## WHAT IS EXPECTED:
Return each entry exactly, with none missing.

## STORED DATA:
******************************
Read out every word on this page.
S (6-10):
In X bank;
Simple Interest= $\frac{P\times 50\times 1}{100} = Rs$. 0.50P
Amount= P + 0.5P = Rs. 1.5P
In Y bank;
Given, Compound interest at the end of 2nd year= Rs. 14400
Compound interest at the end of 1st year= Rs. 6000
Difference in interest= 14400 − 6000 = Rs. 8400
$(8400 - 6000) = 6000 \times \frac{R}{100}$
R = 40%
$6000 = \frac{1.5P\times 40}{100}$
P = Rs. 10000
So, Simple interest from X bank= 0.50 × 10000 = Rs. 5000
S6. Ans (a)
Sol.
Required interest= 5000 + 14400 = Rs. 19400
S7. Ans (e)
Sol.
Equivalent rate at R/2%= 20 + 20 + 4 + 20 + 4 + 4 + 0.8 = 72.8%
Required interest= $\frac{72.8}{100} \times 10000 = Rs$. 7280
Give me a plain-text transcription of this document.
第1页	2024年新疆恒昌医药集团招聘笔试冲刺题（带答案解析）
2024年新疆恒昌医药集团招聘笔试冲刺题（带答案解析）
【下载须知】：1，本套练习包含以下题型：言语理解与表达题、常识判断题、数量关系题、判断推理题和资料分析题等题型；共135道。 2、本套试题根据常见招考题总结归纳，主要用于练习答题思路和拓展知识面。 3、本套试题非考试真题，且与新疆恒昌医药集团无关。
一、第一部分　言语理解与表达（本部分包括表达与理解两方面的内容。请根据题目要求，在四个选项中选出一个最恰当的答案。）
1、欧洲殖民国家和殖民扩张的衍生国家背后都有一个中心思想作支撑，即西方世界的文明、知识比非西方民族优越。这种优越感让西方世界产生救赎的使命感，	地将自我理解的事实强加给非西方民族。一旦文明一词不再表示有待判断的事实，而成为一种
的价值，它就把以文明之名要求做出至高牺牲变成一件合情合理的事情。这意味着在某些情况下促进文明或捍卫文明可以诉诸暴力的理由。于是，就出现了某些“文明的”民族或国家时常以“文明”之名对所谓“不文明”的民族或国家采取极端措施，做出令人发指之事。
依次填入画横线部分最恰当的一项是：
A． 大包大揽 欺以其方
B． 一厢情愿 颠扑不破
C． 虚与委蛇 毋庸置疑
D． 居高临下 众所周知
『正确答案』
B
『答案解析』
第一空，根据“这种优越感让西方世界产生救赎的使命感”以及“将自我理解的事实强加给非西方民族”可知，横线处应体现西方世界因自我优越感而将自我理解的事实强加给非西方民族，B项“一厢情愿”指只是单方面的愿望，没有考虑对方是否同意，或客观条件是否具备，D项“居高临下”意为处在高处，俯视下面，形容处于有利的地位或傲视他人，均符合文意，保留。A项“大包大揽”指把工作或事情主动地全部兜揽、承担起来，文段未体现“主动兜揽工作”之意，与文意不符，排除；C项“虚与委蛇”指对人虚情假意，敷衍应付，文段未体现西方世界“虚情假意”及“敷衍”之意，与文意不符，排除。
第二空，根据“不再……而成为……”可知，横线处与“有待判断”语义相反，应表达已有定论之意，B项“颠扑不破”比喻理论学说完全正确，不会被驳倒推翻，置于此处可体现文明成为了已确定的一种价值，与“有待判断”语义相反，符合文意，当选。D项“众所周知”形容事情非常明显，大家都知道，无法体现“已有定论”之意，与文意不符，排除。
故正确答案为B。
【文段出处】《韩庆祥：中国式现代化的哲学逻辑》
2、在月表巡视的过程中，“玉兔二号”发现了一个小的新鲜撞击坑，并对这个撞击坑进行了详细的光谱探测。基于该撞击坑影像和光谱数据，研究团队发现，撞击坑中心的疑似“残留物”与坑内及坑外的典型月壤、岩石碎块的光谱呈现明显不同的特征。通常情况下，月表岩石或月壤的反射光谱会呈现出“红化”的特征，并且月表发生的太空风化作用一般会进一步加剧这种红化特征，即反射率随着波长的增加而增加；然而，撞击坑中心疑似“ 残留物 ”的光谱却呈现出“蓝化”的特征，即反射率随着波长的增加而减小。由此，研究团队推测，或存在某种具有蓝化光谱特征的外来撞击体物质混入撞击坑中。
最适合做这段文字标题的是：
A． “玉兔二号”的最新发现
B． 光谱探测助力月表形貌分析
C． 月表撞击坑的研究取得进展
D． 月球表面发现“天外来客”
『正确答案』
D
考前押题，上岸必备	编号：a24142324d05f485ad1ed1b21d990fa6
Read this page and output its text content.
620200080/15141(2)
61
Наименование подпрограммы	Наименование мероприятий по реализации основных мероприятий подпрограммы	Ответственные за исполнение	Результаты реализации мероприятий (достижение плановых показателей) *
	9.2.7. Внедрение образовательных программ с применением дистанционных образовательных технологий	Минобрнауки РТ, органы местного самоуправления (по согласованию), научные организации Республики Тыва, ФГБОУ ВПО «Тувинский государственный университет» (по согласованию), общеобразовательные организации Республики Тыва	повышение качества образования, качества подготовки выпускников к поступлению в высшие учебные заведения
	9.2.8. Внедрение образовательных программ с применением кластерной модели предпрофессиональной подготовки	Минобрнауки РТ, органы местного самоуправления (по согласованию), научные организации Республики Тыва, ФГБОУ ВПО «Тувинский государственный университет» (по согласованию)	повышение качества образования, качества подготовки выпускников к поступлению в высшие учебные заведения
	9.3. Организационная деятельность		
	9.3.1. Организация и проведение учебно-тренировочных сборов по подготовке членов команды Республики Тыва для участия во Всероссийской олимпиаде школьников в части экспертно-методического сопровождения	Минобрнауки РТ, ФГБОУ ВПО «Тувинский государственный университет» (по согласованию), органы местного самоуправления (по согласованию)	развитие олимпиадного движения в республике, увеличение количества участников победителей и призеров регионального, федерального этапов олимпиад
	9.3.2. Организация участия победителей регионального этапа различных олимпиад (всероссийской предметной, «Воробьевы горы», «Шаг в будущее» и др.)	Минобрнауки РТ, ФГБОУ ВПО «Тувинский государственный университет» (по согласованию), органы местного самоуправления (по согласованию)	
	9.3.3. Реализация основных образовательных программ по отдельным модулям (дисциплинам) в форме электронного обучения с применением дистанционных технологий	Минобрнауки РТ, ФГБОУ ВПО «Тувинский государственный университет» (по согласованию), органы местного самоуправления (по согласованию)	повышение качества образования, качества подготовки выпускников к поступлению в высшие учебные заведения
******************************
## EXPECTED ANSWER:
Read out every word on this page.
S (6-10):
In X bank;
Simple Interest= $\frac{P\times 50\times 1}{100} = Rs$. 0.50P
Amount= P + 0.5P = Rs. 1.5P
In Y bank;
Given, Compound interest at the end of 2nd year= Rs. 14400
Compound interest at the end of 1st year= Rs. 6000
Difference in interest= 14400 − 6000 = Rs. 8400
$(8400 - 6000) = 6000 \times \frac{R}{100}$
R = 40%
$6000 = \frac{1.5P\times 40}{100}$
P = Rs. 10000
So, Simple interest from X bank= 0.50 × 10000 = Rs. 5000
S6. Ans (a)
Sol.
Required interest= 5000 + 14400 = Rs. 19400
S7. Ans (e)
Sol.
Equivalent rate at R/2%= 20 + 20 + 4 + 20 + 4 + 4 + 0.8 = 72.8%
Required interest= $\frac{72.8}{100} \times 10000 = Rs$. 7280
Give me a plain-text transcription of this document.
第1页	2024年新疆恒昌医药集团招聘笔试冲刺题（带答案解析）
2024年新疆恒昌医药集团招聘笔试冲刺题（带答案解析）
【下载须知】：1，本套练习包含以下题型：言语理解与表达题、常识判断题、数量关系题、判断推理题和资料分析题等题型；共135道。 2、本套试题根据常见招考题总结归纳，主要用于练习答题思路和拓展知识面。 3、本套试题非考试真题，且与新疆恒昌医药集团无关。
一、第一部分　言语理解与表达（本部分包括表达与理解两方面的内容。请根据题目要求，在四个选项中选出一个最恰当的答案。）
1、欧洲殖民国家和殖民扩张的衍生国家背后都有一个中心思想作支撑，即西方世界的文明、知识比非西方民族优越。这种优越感让西方世界产生救赎的使命感，	地将自我理解的事实强加给非西方民族。一旦文明一词不再表示有待判断的事实，而成为一种
的价值，它就把以文明之名要求做出至高牺牲变成一件合情合理的事情。这意味着在某些情况下促进文明或捍卫文明可以诉诸暴力的理由。于是，就出现了某些“文明的”民族或国家时常以“文明”之名对所谓“不文明”的民族或国家采取极端措施，做出令人发指之事。
依次填入画横线部分最恰当的一项是：
A． 大包大揽 欺以其方
B． 一厢情愿 颠扑不破
C． 虚与委蛇 毋庸置疑
D． 居高临下 众所周知
『正确答案』
B
『答案解析』
第一空，根据“这种优越感让西方世界产生救赎的使命感”以及“将自我理解的事实强加给非西方民族”可知，横线处应体现西方世界因自我优越感而将自我理解的事实强加给非西方民族，B项“一厢情愿”指只是单方面的愿望，没有考虑对方是否同意，或客观条件是否具备，D项“居高临下”意为处在高处，俯视下面，形容处于有利的地位或傲视他人，均符合文意，保留。A项“大包大揽”指把工作或事情主动地全部兜揽、承担起来，文段未体现“主动兜揽工作”之意，与文意不符，排除；C项“虚与委蛇”指对人虚情假意，敷衍应付，文段未体现西方世界“虚情假意”及“敷衍”之意，与文意不符，排除。
第二空，根据“不再……而成为……”可知，横线处与“有待判断”语义相反，应表达已有定论之意，B项“颠扑不破”比喻理论学说完全正确，不会被驳倒推翻，置于此处可体现文明成为了已确定的一种价值，与“有待判断”语义相反，符合文意，当选。D项“众所周知”形容事情非常明显，大家都知道，无法体现“已有定论”之意，与文意不符，排除。
故正确答案为B。
【文段出处】《韩庆祥：中国式现代化的哲学逻辑》
2、在月表巡视的过程中，“玉兔二号”发现了一个小的新鲜撞击坑，并对这个撞击坑进行了详细的光谱探测。基于该撞击坑影像和光谱数据，研究团队发现，撞击坑中心的疑似“残留物”与坑内及坑外的典型月壤、岩石碎块的光谱呈现明显不同的特征。通常情况下，月表岩石或月壤的反射光谱会呈现出“红化”的特征，并且月表发生的太空风化作用一般会进一步加剧这种红化特征，即反射率随着波长的增加而增加；然而，撞击坑中心疑似“ 残留物 ”的光谱却呈现出“蓝化”的特征，即反射率随着波长的增加而减小。由此，研究团队推测，或存在某种具有蓝化光谱特征的外来撞击体物质混入撞击坑中。
最适合做这段文字标题的是：
A． “玉兔二号”的最新发现
B． 光谱探测助力月表形貌分析
C． 月表撞击坑的研究取得进展
D． 月球表面发现“天外来客”
『正确答案』
D
考前押题，上岸必备	编号：a24142324d05f485ad1ed1b21d990fa6
Read this page and output its text content.
620200080/15141(2)
61
Наименование подпрограммы	Наименование мероприятий по реализации основных мероприятий подпрограммы	Ответственные за исполнение	Результаты реализации мероприятий (достижение плановых показателей) *
	9.2.7. Внедрение образовательных программ с применением дистанционных образовательных технологий	Минобрнауки РТ, органы местного самоуправления (по согласованию), научные организации Республики Тыва, ФГБОУ ВПО «Тувинский государственный университет» (по согласованию), общеобразовательные организации Республики Тыва	повышение качества образования, качества подготовки выпускников к поступлению в высшие учебные заведения
	9.2.8. Внедрение образовательных программ с применением кластерной модели предпрофессиональной подготовки	Минобрнауки РТ, органы местного самоуправления (по согласованию), научные организации Республики Тыва, ФГБОУ ВПО «Тувинский государственный университет» (по согласованию)	повышение качества образования, качества подготовки выпускников к поступлению в высшие учебные заведения
	9.3. Организационная деятельность		
	9.3.1. Организация и проведение учебно-тренировочных сборов по подготовке членов команды Республики Тыва для участия во Всероссийской олимпиаде школьников в части экспертно-методического сопровождения	Минобрнауки РТ, ФГБОУ ВПО «Тувинский государственный университет» (по согласованию), органы местного самоуправления (по согласованию)	развитие олимпиадного движения в республике, увеличение количества участников победителей и призеров регионального, федерального этапов олимпиад
	9.3.2. Организация участия победителей регионального этапа различных олимпиад (всероссийской предметной, «Воробьевы горы», «Шаг в будущее» и др.)	Минобрнауки РТ, ФГБОУ ВПО «Тувинский государственный университет» (по согласованию), органы местного самоуправления (по согласованию)	
	9.3.3. Реализация основных образовательных программ по отдельным модулям (дисциплинам) в форме электронного обучения с применением дистанционных технологий	Минобрнауки РТ, ФГБОУ ВПО «Тувинский государственный университет» (по согласованию), органы местного самоуправления (по согласованию)	повышение качества образования, качества подготовки выпускников к поступлению в высшие учебные заведения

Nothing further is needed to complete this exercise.